═════ SOURCE RECORDS ═════

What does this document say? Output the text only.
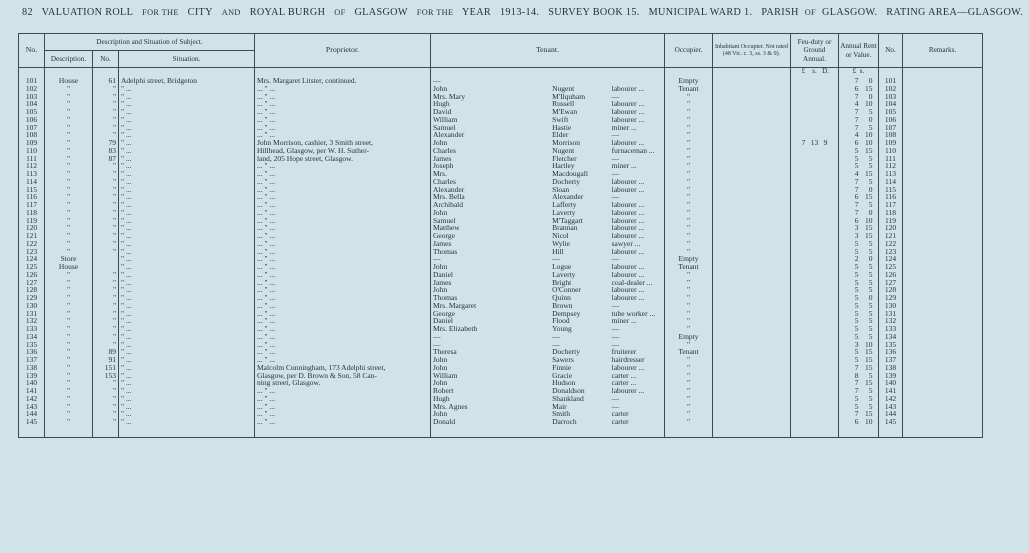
82 VALUATION ROLL FOR THE CITY AND ROYAL BURGH OF GLASGOW FOR THE YEAR 1913-14. SURVEY BOOK 15. MUNICIPAL WARD 1. PARISH OF GLASGOW. RATING AREA—GLASGOW.
No.	Description and Situation of Subject.			Proprietor.	Tenant.	Occupier.	Inhabitant Occupier. Not rated (48 Vic. c. 3, ss. 3 & 9).	Feu-duty or Ground Annual.	Annual Rent or Value.	No.	Remarks.
	Description.	No.	Situation.								
								£ s. D.	£ s.		
101	House	61	Adelphi street, Bridgeton	Mrs. Margaret Litster, continued.	—	Empty			7 0	101	
102	"	"	" ...	... " ...	John Nugent labourer ...	Tenant			6 15	102	
103	"	"	" ...	... " ...	Mrs. Mary M'Ilquham —	"			7 0	103	
104	"	"	" ...	... " ...	Hugh Russell labourer ...	"			4 10	104	
105	"	"	" ...	... " ...	David M'Ewan labourer ...	"			7 5	105	
106	"	"	" ...	... " ...	William Swift labourer ...	"			7 0	106	
107	"	"	" ...	... " ...	Samuel Hastie miner ...	"			7 5	107	
108	"	"	" ...	... " ...	Alexander Elder —	"			4 10	108	
109	"	79	" ...	John Morrison, cashier, 3 Smith street,	John Morrison labourer ...	"		7 13 9	6 10	109	
110	"	83	" ...	Hillhead, Glasgow, per W. H. Suther-	Charles Nugent furnaceman ...	"			5 15	110	
111	"	87	" ...	land, 205 Hope street, Glasgow.	James Fletcher —	"			5 5	111	
112	"	"	" ...	... " ...	Joseph Hartley miner ...	"			5 5	112	
113	"	"	" ...	... " ...	Mrs. Macdougall —	"			4 15	113	
114	"	"	" ...	... " ...	Charles Docherty labourer ...	"			7 5	114	
115	"	"	" ...	... " ...	Alexander Sloan labourer ...	"			7 0	115	
116	"	"	" ...	... " ...	Mrs. Bella Alexander —	"			6 15	116	
117	"	"	" ...	... " ...	Archibald Lafferty labourer ...	"			7 5	117	
118	"	"	" ...	... " ...	John Laverty labourer ...	"			7 0	118	
119	"	"	" ...	... " ...	Samuel M'Taggart labourer ...	"			6 10	119	
120	"	"	" ...	... " ...	Matthew Brannan labourer ...	"			3 15	120	
121	"	"	" ...	... " ...	George Nicol labourer ...	"			3 15	121	
122	"	"	" ...	... " ...	James Wylie sawyer ...	"			5 5	122	
123	"	"	" ...	... " ...	Thomas Hill labourer ...	"			5 5	123	
124	Store		" ...	... " ...	— — —	Empty			2 0	124	
125	House		" ...	... " ...	John Logue labourer ...	Tenant			5 5	125	
126	"	"	" ...	... " ...	Daniel Laverty labourer ...	"			5 5	126	
127	"	"	" ...	... " ...	James Bright coal-dealer ...	"			5 5	127	
128	"	"	" ...	... " ...	John O'Conner labourer ...	"			5 5	128	
129	"	"	" ...	... " ...	Thomas Quinn labourer ...	"			5 0	129	
130	"	"	" ...	... " ...	Mrs. Margaret Brown —	"			5 5	130	
131	"	"	" ...	... " ...	George Dempsey tube worker ...	"			5 5	131	
132	"	"	" ...	... " ...	Daniel Flood miner ...	"			5 5	132	
133	"	"	" ...	... " ...	Mrs. Elizabeth Young —	"			5 5	133	
134	"	"	" ...	... " ...	— — —	Empty			5 5	134	
135	"	"	" ...	... " ...	— — —	"			3 10	135	
136	"	89	" ...	... " ...	Theresa Docherty fruiterer	Tenant			5 15	136	
137	"	91	" ...	... " ...	John Sawers hairdresser	"			5 15	137	
138	"	151	" ...	Malcolm Cunningham, 173 Adelphi street,	John Finnie labourer ...	"			7 15	138	
139	"	153	" ...	Glasgow, per D. Brown & Son, 58 Can-	William Gracie carter ...	"			8 5	139	
140	"	"	" ...	ning street, Glasgow.	John Hudson carter ...	"			7 15	140	
141	"	"	" ...	... " ...	Robert Donaldson labourer ...	"			7 5	141	
142	"	"	" ...	... " ...	Hugh Shankland —	"			5 5	142	
143	"	"	" ...	... " ...	Mrs. Agnes Mair —	"			5 5	143	
144	"	"	" ...	... " ...	John Smith carter	"			7 15	144	
145	"	"	" ...	... " ...	Donald Darroch carter	"			6 10	145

═════

**WHAT THE TASK ASKS:** Set the entries down again exactly. Do not include the images.

**WRITTEN ANSWER:**
What does this document say? Output the text only.
82 VALUATION ROLL FOR THE CITY AND ROYAL BURGH OF GLASGOW FOR THE YEAR 1913-14. SURVEY BOOK 15. MUNICIPAL WARD 1. PARISH OF GLASGOW. RATING AREA—GLASGOW.
No.	Description and Situation of Subject.			Proprietor.	Tenant.	Occupier.	Inhabitant Occupier. Not rated (48 Vic. c. 3, ss. 3 & 9).	Feu-duty or Ground Annual.	Annual Rent or Value.	No.	Remarks.
	Description.	No.	Situation.								
								£ s. D.	£ s.		
101	House	61	Adelphi street, Bridgeton	Mrs. Margaret Litster, continued.	—	Empty			7 0	101	
102	"	"	" ...	... " ...	John Nugent labourer ...	Tenant			6 15	102	
103	"	"	" ...	... " ...	Mrs. Mary M'Ilquham —	"			7 0	103	
104	"	"	" ...	... " ...	Hugh Russell labourer ...	"			4 10	104	
105	"	"	" ...	... " ...	David M'Ewan labourer ...	"			7 5	105	
106	"	"	" ...	... " ...	William Swift labourer ...	"			7 0	106	
107	"	"	" ...	... " ...	Samuel Hastie miner ...	"			7 5	107	
108	"	"	" ...	... " ...	Alexander Elder —	"			4 10	108	
109	"	79	" ...	John Morrison, cashier, 3 Smith street,	John Morrison labourer ...	"		7 13 9	6 10	109	
110	"	83	" ...	Hillhead, Glasgow, per W. H. Suther-	Charles Nugent furnaceman ...	"			5 15	110	
111	"	87	" ...	land, 205 Hope street, Glasgow.	James Fletcher —	"			5 5	111	
112	"	"	" ...	... " ...	Joseph Hartley miner ...	"			5 5	112	
113	"	"	" ...	... " ...	Mrs. Macdougall —	"			4 15	113	
114	"	"	" ...	... " ...	Charles Docherty labourer ...	"			7 5	114	
115	"	"	" ...	... " ...	Alexander Sloan labourer ...	"			7 0	115	
116	"	"	" ...	... " ...	Mrs. Bella Alexander —	"			6 15	116	
117	"	"	" ...	... " ...	Archibald Lafferty labourer ...	"			7 5	117	
118	"	"	" ...	... " ...	John Laverty labourer ...	"			7 0	118	
119	"	"	" ...	... " ...	Samuel M'Taggart labourer ...	"			6 10	119	
120	"	"	" ...	... " ...	Matthew Brannan labourer ...	"			3 15	120	
121	"	"	" ...	... " ...	George Nicol labourer ...	"			3 15	121	
122	"	"	" ...	... " ...	James Wylie sawyer ...	"			5 5	122	
123	"	"	" ...	... " ...	Thomas Hill labourer ...	"			5 5	123	
124	Store		" ...	... " ...	— — —	Empty			2 0	124	
125	House		" ...	... " ...	John Logue labourer ...	Tenant			5 5	125	
126	"	"	" ...	... " ...	Daniel Laverty labourer ...	"			5 5	126	
127	"	"	" ...	... " ...	James Bright coal-dealer ...	"			5 5	127	
128	"	"	" ...	... " ...	John O'Conner labourer ...	"			5 5	128	
129	"	"	" ...	... " ...	Thomas Quinn labourer ...	"			5 0	129	
130	"	"	" ...	... " ...	Mrs. Margaret Brown —	"			5 5	130	
131	"	"	" ...	... " ...	George Dempsey tube worker ...	"			5 5	131	
132	"	"	" ...	... " ...	Daniel Flood miner ...	"			5 5	132	
133	"	"	" ...	... " ...	Mrs. Elizabeth Young —	"			5 5	133	
134	"	"	" ...	... " ...	— — —	Empty			5 5	134	
135	"	"	" ...	... " ...	— — —	"			3 10	135	
136	"	89	" ...	... " ...	Theresa Docherty fruiterer	Tenant			5 15	136	
137	"	91	" ...	... " ...	John Sawers hairdresser	"			5 15	137	
138	"	151	" ...	Malcolm Cunningham, 173 Adelphi street,	John Finnie labourer ...	"			7 15	138	
139	"	153	" ...	Glasgow, per D. Brown & Son, 58 Can-	William Gracie carter ...	"			8 5	139	
140	"	"	" ...	ning street, Glasgow.	John Hudson carter ...	"			7 15	140	
141	"	"	" ...	... " ...	Robert Donaldson labourer ...	"			7 5	141	
142	"	"	" ...	... " ...	Hugh Shankland —	"			5 5	142	
143	"	"	" ...	... " ...	Mrs. Agnes Mair —	"			5 5	143	
144	"	"	" ...	... " ...	John Smith carter	"			7 15	144	
145	"	"	" ...	... " ...	Donald Darroch carter	"			6 10	145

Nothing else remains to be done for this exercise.